=== Data shown ===
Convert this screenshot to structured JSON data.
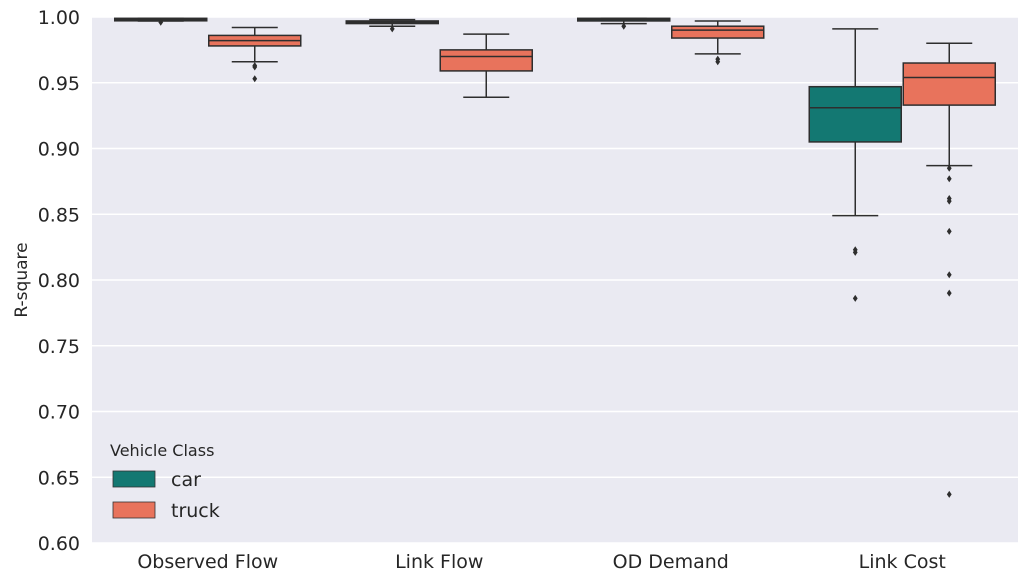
{
  "chart_data": {
    "type": "box",
    "ylabel": "R-square",
    "xlabel": "",
    "ylim": [
      0.6,
      1.0
    ],
    "yticks": [
      "0.60",
      "0.65",
      "0.70",
      "0.75",
      "0.80",
      "0.85",
      "0.90",
      "0.95",
      "1.00"
    ],
    "grid": true,
    "categories": [
      "Observed Flow",
      "Link Flow",
      "OD Demand",
      "Link Cost"
    ],
    "legend": {
      "title": "Vehicle Class",
      "placement": "lower-left"
    },
    "series": [
      {
        "name": "car",
        "color": "#137872",
        "boxes": [
          {
            "category": "Observed Flow",
            "whisker_low": 0.997,
            "q1": 0.998,
            "median": 0.998,
            "q3": 0.999,
            "whisker_high": 0.999,
            "outliers": [
              0.996
            ]
          },
          {
            "category": "Link Flow",
            "whisker_low": 0.993,
            "q1": 0.995,
            "median": 0.996,
            "q3": 0.997,
            "whisker_high": 0.998,
            "outliers": [
              0.991
            ]
          },
          {
            "category": "OD Demand",
            "whisker_low": 0.995,
            "q1": 0.997,
            "median": 0.998,
            "q3": 0.999,
            "whisker_high": 0.999,
            "outliers": [
              0.993
            ]
          },
          {
            "category": "Link Cost",
            "whisker_low": 0.849,
            "q1": 0.905,
            "median": 0.931,
            "q3": 0.947,
            "whisker_high": 0.991,
            "outliers": [
              0.823,
              0.821,
              0.786
            ]
          }
        ]
      },
      {
        "name": "truck",
        "color": "#e8735c",
        "boxes": [
          {
            "category": "Observed Flow",
            "whisker_low": 0.966,
            "q1": 0.978,
            "median": 0.982,
            "q3": 0.986,
            "whisker_high": 0.992,
            "outliers": [
              0.963,
              0.962,
              0.953
            ]
          },
          {
            "category": "Link Flow",
            "whisker_low": 0.939,
            "q1": 0.959,
            "median": 0.97,
            "q3": 0.975,
            "whisker_high": 0.987,
            "outliers": []
          },
          {
            "category": "OD Demand",
            "whisker_low": 0.972,
            "q1": 0.984,
            "median": 0.99,
            "q3": 0.993,
            "whisker_high": 0.997,
            "outliers": [
              0.968,
              0.966
            ]
          },
          {
            "category": "Link Cost",
            "whisker_low": 0.887,
            "q1": 0.933,
            "median": 0.954,
            "q3": 0.965,
            "whisker_high": 0.98,
            "outliers": [
              0.885,
              0.877,
              0.862,
              0.86,
              0.837,
              0.804,
              0.79,
              0.637
            ]
          }
        ]
      }
    ]
  }
}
===
--- Task brief ---
Retype each entry precisely. Skip images entirely.

--- Completed task ---
Convert this screenshot to structured JSON data.
{
  "chart_data": {
    "type": "box",
    "ylabel": "R-square",
    "xlabel": "",
    "ylim": [
      0.6,
      1.0
    ],
    "yticks": [
      "0.60",
      "0.65",
      "0.70",
      "0.75",
      "0.80",
      "0.85",
      "0.90",
      "0.95",
      "1.00"
    ],
    "grid": true,
    "categories": [
      "Observed Flow",
      "Link Flow",
      "OD Demand",
      "Link Cost"
    ],
    "legend": {
      "title": "Vehicle Class",
      "placement": "lower-left"
    },
    "series": [
      {
        "name": "car",
        "color": "#137872",
        "boxes": [
          {
            "category": "Observed Flow",
            "whisker_low": 0.997,
            "q1": 0.998,
            "median": 0.998,
            "q3": 0.999,
            "whisker_high": 0.999,
            "outliers": [
              0.996
            ]
          },
          {
            "category": "Link Flow",
            "whisker_low": 0.993,
            "q1": 0.995,
            "median": 0.996,
            "q3": 0.997,
            "whisker_high": 0.998,
            "outliers": [
              0.991
            ]
          },
          {
            "category": "OD Demand",
            "whisker_low": 0.995,
            "q1": 0.997,
            "median": 0.998,
            "q3": 0.999,
            "whisker_high": 0.999,
            "outliers": [
              0.993
            ]
          },
          {
            "category": "Link Cost",
            "whisker_low": 0.849,
            "q1": 0.905,
            "median": 0.931,
            "q3": 0.947,
            "whisker_high": 0.991,
            "outliers": [
              0.823,
              0.821,
              0.786
            ]
          }
        ]
      },
      {
        "name": "truck",
        "color": "#e8735c",
        "boxes": [
          {
            "category": "Observed Flow",
            "whisker_low": 0.966,
            "q1": 0.978,
            "median": 0.982,
            "q3": 0.986,
            "whisker_high": 0.992,
            "outliers": [
              0.963,
              0.962,
              0.953
            ]
          },
          {
            "category": "Link Flow",
            "whisker_low": 0.939,
            "q1": 0.959,
            "median": 0.97,
            "q3": 0.975,
            "whisker_high": 0.987,
            "outliers": []
          },
          {
            "category": "OD Demand",
            "whisker_low": 0.972,
            "q1": 0.984,
            "median": 0.99,
            "q3": 0.993,
            "whisker_high": 0.997,
            "outliers": [
              0.968,
              0.966
            ]
          },
          {
            "category": "Link Cost",
            "whisker_low": 0.887,
            "q1": 0.933,
            "median": 0.954,
            "q3": 0.965,
            "whisker_high": 0.98,
            "outliers": [
              0.885,
              0.877,
              0.862,
              0.86,
              0.837,
              0.804,
              0.79,
              0.637
            ]
          }
        ]
      }
    ]
  }
}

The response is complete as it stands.